-- Start of Excerpt provided --

Washington (AFP) – President Donald Trump has ordered work to begin on building a wall along the Mexican border, angering his southern neighbor with his hardline stance on immigration.

The US leader instructed officials on Wednesday to begin to “plan, design and construct a physical wall along the southern border” and see how it could be funded.

“A nation without borders is not a nation,” Trump said, echoing former president Ronald Reagan, as he visited the Department of Homeland Security to sign two executive orders.

“Beginning today, the United States of America gets back control of its borders,” the Republican president said.

Hours later, Mexican President Enrique Pena Nieto demanded “respect” for his country in a nationally televised address.

“I regret and condemn the decision of the United States to continue construction of a wall that, for years, has divided us instead of uniting us,” Pena Nieto said.

“I have said it time and again: Mexico will not pay for any wall.”

Pena Nieto said he would wait for a report from a high-level Mexican delegation in Washington and consult with governors and lawmakers before deciding on “the next steps to take.”

Lawmakers are pressuring the Mexican leader to cancel a meeting with Trump in Washington scheduled for next week.

Stemming immigration was a central plank of Trump’s election campaign.

His signature prescription was to build a wall along the 2,000-mile (3,200-kilometer) US-Mexico border.

Some of the border is already fenced, but Trump says a wall is needed to stop illegal immigrants from Latin America.

A Morning Consult/Politico poll released Wednesday said 47 percent of voters support building a wall, with 45 percent against.

-- End of Excerpt provided --

◆ What the task asks: Please reproduce the passage from the news report on the border wall starting at "Washington (AFP) –" and ending at "two executive orders.".

-- Start of Supplied data --

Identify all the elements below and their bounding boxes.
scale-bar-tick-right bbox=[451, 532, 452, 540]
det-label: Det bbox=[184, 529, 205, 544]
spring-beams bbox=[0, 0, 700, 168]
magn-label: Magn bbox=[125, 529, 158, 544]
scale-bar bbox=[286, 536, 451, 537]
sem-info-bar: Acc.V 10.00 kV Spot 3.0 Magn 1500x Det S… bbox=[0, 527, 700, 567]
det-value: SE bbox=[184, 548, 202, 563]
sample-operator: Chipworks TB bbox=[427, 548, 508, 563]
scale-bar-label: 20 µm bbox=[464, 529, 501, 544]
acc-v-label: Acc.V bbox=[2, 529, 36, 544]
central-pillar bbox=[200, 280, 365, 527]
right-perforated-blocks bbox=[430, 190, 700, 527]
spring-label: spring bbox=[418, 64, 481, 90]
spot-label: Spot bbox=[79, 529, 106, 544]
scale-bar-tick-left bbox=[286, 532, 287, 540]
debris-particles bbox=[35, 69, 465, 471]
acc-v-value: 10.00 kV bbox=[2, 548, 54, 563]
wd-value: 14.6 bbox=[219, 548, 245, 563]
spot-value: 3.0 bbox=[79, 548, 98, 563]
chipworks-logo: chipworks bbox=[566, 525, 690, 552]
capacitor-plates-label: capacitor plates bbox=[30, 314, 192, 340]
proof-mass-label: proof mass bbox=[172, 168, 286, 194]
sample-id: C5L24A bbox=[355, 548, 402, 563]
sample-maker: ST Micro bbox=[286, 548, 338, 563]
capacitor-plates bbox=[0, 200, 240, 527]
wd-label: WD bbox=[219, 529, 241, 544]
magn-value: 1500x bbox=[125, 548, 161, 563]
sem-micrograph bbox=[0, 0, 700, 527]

-- End of Supplied data --

◆ Problem solution:
Washington (AFP) – President Donald Trump has ordered work to begin on building a wall along the Mexican border, angering his southern neighbor with his hardline stance on immigration.

The US leader instructed officials on Wednesday to begin to “plan, design and construct a physical wall along the southern border” and see how it could be funded.

“A nation without borders is not a nation,” Trump said, echoing former president Ronald Reagan, as he visited the Department of Homeland Security to sign two executive orders.